### Exercise aim
Would you extract the whole listing below and retype it exactly?

### Records for this exercise
****************
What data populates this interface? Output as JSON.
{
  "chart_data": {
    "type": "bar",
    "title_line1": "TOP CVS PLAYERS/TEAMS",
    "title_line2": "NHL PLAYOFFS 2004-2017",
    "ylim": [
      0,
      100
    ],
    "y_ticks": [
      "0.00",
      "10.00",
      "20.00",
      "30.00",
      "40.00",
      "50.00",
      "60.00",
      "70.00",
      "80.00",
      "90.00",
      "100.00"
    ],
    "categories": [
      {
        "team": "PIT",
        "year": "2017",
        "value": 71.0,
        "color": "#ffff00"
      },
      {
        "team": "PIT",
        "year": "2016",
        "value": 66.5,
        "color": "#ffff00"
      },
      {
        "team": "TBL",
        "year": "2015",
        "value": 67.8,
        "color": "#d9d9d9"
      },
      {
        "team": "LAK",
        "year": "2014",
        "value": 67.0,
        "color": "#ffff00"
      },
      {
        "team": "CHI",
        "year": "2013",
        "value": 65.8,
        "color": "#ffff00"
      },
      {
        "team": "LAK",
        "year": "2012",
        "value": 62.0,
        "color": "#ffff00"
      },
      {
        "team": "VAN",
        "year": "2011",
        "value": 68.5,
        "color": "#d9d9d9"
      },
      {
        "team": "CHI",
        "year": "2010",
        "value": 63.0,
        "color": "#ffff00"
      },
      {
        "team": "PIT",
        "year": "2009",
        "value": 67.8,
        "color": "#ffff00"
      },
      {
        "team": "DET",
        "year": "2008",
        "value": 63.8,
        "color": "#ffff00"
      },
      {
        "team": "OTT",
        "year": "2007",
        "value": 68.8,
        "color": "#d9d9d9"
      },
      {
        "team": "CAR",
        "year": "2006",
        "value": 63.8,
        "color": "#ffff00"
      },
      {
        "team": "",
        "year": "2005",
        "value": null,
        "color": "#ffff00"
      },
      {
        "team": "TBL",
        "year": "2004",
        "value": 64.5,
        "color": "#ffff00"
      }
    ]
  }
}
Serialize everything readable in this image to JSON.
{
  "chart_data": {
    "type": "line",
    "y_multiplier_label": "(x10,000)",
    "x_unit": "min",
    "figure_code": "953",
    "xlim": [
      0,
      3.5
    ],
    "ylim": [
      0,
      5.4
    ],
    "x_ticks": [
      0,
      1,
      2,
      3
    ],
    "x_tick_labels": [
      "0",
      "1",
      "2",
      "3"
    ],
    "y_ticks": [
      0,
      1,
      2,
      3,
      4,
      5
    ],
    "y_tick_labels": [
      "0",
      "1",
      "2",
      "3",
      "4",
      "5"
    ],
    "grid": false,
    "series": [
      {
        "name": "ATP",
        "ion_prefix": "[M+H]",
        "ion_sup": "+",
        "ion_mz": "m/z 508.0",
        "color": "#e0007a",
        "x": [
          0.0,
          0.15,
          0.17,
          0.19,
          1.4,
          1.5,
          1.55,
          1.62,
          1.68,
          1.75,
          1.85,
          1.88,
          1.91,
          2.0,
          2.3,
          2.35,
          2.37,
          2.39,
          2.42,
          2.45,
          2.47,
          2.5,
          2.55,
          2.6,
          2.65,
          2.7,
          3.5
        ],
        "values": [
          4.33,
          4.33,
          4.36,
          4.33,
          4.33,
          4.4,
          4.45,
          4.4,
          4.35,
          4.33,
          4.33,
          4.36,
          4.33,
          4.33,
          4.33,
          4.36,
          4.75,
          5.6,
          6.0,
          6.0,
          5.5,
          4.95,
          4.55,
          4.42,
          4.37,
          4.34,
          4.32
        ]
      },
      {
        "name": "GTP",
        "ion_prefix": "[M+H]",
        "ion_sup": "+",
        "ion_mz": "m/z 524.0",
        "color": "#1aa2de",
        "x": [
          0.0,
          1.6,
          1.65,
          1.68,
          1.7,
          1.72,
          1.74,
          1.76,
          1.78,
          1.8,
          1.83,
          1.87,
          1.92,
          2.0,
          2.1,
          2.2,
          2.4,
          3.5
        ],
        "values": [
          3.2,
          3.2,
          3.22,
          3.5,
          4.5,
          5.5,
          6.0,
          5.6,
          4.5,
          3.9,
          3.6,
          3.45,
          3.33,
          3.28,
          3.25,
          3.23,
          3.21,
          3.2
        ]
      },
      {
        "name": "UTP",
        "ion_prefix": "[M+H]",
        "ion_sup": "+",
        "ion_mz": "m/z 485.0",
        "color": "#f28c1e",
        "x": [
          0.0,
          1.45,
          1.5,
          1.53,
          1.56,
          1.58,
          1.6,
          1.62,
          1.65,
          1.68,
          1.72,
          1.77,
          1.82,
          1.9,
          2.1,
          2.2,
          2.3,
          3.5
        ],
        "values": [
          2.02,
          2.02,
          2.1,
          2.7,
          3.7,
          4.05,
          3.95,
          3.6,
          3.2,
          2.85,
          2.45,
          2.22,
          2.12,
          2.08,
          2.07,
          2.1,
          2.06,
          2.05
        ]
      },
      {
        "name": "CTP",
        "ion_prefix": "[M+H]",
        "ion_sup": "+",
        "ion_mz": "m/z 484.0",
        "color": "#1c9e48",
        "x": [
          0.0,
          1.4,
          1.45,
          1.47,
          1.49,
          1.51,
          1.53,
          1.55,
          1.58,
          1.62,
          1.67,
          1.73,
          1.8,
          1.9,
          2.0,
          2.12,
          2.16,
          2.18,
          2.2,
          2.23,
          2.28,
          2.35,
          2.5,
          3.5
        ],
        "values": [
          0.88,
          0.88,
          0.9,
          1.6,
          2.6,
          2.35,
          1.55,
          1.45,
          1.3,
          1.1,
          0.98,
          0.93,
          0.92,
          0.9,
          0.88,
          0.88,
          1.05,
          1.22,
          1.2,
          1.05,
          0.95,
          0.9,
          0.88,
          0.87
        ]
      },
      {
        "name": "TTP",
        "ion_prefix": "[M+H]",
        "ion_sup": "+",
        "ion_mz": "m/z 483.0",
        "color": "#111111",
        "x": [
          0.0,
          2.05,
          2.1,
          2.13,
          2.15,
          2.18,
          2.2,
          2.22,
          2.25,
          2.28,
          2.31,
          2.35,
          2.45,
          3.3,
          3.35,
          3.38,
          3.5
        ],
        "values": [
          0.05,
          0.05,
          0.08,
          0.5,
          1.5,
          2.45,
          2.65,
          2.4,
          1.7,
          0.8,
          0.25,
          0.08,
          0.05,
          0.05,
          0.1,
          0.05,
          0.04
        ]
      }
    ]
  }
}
****************
### Task result
What data populates this interface? Output as JSON.
{
  "chart_data": {
    "type": "bar",
    "title_line1": "TOP CVS PLAYERS/TEAMS",
    "title_line2": "NHL PLAYOFFS 2004-2017",
    "ylim": [
      0,
      100
    ],
    "y_ticks": [
      "0.00",
      "10.00",
      "20.00",
      "30.00",
      "40.00",
      "50.00",
      "60.00",
      "70.00",
      "80.00",
      "90.00",
      "100.00"
    ],
    "categories": [
      {
        "team": "PIT",
        "year": "2017",
        "value": 71.0,
        "color": "#ffff00"
      },
      {
        "team": "PIT",
        "year": "2016",
        "value": 66.5,
        "color": "#ffff00"
      },
      {
        "team": "TBL",
        "year": "2015",
        "value": 67.8,
        "color": "#d9d9d9"
      },
      {
        "team": "LAK",
        "year": "2014",
        "value": 67.0,
        "color": "#ffff00"
      },
      {
        "team": "CHI",
        "year": "2013",
        "value": 65.8,
        "color": "#ffff00"
      },
      {
        "team": "LAK",
        "year": "2012",
        "value": 62.0,
        "color": "#ffff00"
      },
      {
        "team": "VAN",
        "year": "2011",
        "value": 68.5,
        "color": "#d9d9d9"
      },
      {
        "team": "CHI",
        "year": "2010",
        "value": 63.0,
        "color": "#ffff00"
      },
      {
        "team": "PIT",
        "year": "2009",
        "value": 67.8,
        "color": "#ffff00"
      },
      {
        "team": "DET",
        "year": "2008",
        "value": 63.8,
        "color": "#ffff00"
      },
      {
        "team": "OTT",
        "year": "2007",
        "value": 68.8,
        "color": "#d9d9d9"
      },
      {
        "team": "CAR",
        "year": "2006",
        "value": 63.8,
        "color": "#ffff00"
      },
      {
        "team": "",
        "year": "2005",
        "value": null,
        "color": "#ffff00"
      },
      {
        "team": "TBL",
        "year": "2004",
        "value": 64.5,
        "color": "#ffff00"
      }
    ]
  }
}
Serialize everything readable in this image to JSON.
{
  "chart_data": {
    "type": "line",
    "y_multiplier_label": "(x10,000)",
    "x_unit": "min",
    "figure_code": "953",
    "xlim": [
      0,
      3.5
    ],
    "ylim": [
      0,
      5.4
    ],
    "x_ticks": [
      0,
      1,
      2,
      3
    ],
    "x_tick_labels": [
      "0",
      "1",
      "2",
      "3"
    ],
    "y_ticks": [
      0,
      1,
      2,
      3,
      4,
      5
    ],
    "y_tick_labels": [
      "0",
      "1",
      "2",
      "3",
      "4",
      "5"
    ],
    "grid": false,
    "series": [
      {
        "name": "ATP",
        "ion_prefix": "[M+H]",
        "ion_sup": "+",
        "ion_mz": "m/z 508.0",
        "color": "#e0007a",
        "x": [
          0.0,
          0.15,
          0.17,
          0.19,
          1.4,
          1.5,
          1.55,
          1.62,
          1.68,
          1.75,
          1.85,
          1.88,
          1.91,
          2.0,
          2.3,
          2.35,
          2.37,
          2.39,
          2.42,
          2.45,
          2.47,
          2.5,
          2.55,
          2.6,
          2.65,
          2.7,
          3.5
        ],
        "values": [
          4.33,
          4.33,
          4.36,
          4.33,
          4.33,
          4.4,
          4.45,
          4.4,
          4.35,
          4.33,
          4.33,
          4.36,
          4.33,
          4.33,
          4.33,
          4.36,
          4.75,
          5.6,
          6.0,
          6.0,
          5.5,
          4.95,
          4.55,
          4.42,
          4.37,
          4.34,
          4.32
        ]
      },
      {
        "name": "GTP",
        "ion_prefix": "[M+H]",
        "ion_sup": "+",
        "ion_mz": "m/z 524.0",
        "color": "#1aa2de",
        "x": [
          0.0,
          1.6,
          1.65,
          1.68,
          1.7,
          1.72,
          1.74,
          1.76,
          1.78,
          1.8,
          1.83,
          1.87,
          1.92,
          2.0,
          2.1,
          2.2,
          2.4,
          3.5
        ],
        "values": [
          3.2,
          3.2,
          3.22,
          3.5,
          4.5,
          5.5,
          6.0,
          5.6,
          4.5,
          3.9,
          3.6,
          3.45,
          3.33,
          3.28,
          3.25,
          3.23,
          3.21,
          3.2
        ]
      },
      {
        "name": "UTP",
        "ion_prefix": "[M+H]",
        "ion_sup": "+",
        "ion_mz": "m/z 485.0",
        "color": "#f28c1e",
        "x": [
          0.0,
          1.45,
          1.5,
          1.53,
          1.56,
          1.58,
          1.6,
          1.62,
          1.65,
          1.68,
          1.72,
          1.77,
          1.82,
          1.9,
          2.1,
          2.2,
          2.3,
          3.5
        ],
        "values": [
          2.02,
          2.02,
          2.1,
          2.7,
          3.7,
          4.05,
          3.95,
          3.6,
          3.2,
          2.85,
          2.45,
          2.22,
          2.12,
          2.08,
          2.07,
          2.1,
          2.06,
          2.05
        ]
      },
      {
        "name": "CTP",
        "ion_prefix": "[M+H]",
        "ion_sup": "+",
        "ion_mz": "m/z 484.0",
        "color": "#1c9e48",
        "x": [
          0.0,
          1.4,
          1.45,
          1.47,
          1.49,
          1.51,
          1.53,
          1.55,
          1.58,
          1.62,
          1.67,
          1.73,
          1.8,
          1.9,
          2.0,
          2.12,
          2.16,
          2.18,
          2.2,
          2.23,
          2.28,
          2.35,
          2.5,
          3.5
        ],
        "values": [
          0.88,
          0.88,
          0.9,
          1.6,
          2.6,
          2.35,
          1.55,
          1.45,
          1.3,
          1.1,
          0.98,
          0.93,
          0.92,
          0.9,
          0.88,
          0.88,
          1.05,
          1.22,
          1.2,
          1.05,
          0.95,
          0.9,
          0.88,
          0.87
        ]
      },
      {
        "name": "TTP",
        "ion_prefix": "[M+H]",
        "ion_sup": "+",
        "ion_mz": "m/z 483.0",
        "color": "#111111",
        "x": [
          0.0,
          2.05,
          2.1,
          2.13,
          2.15,
          2.18,
          2.2,
          2.22,
          2.25,
          2.28,
          2.31,
          2.35,
          2.45,
          3.3,
          3.35,
          3.38,
          3.5
        ],
        "values": [
          0.05,
          0.05,
          0.08,
          0.5,
          1.5,
          2.45,
          2.65,
          2.4,
          1.7,
          0.8,
          0.25,
          0.08,
          0.05,
          0.05,
          0.1,
          0.05,
          0.04
        ]
      }
    ]
  }
}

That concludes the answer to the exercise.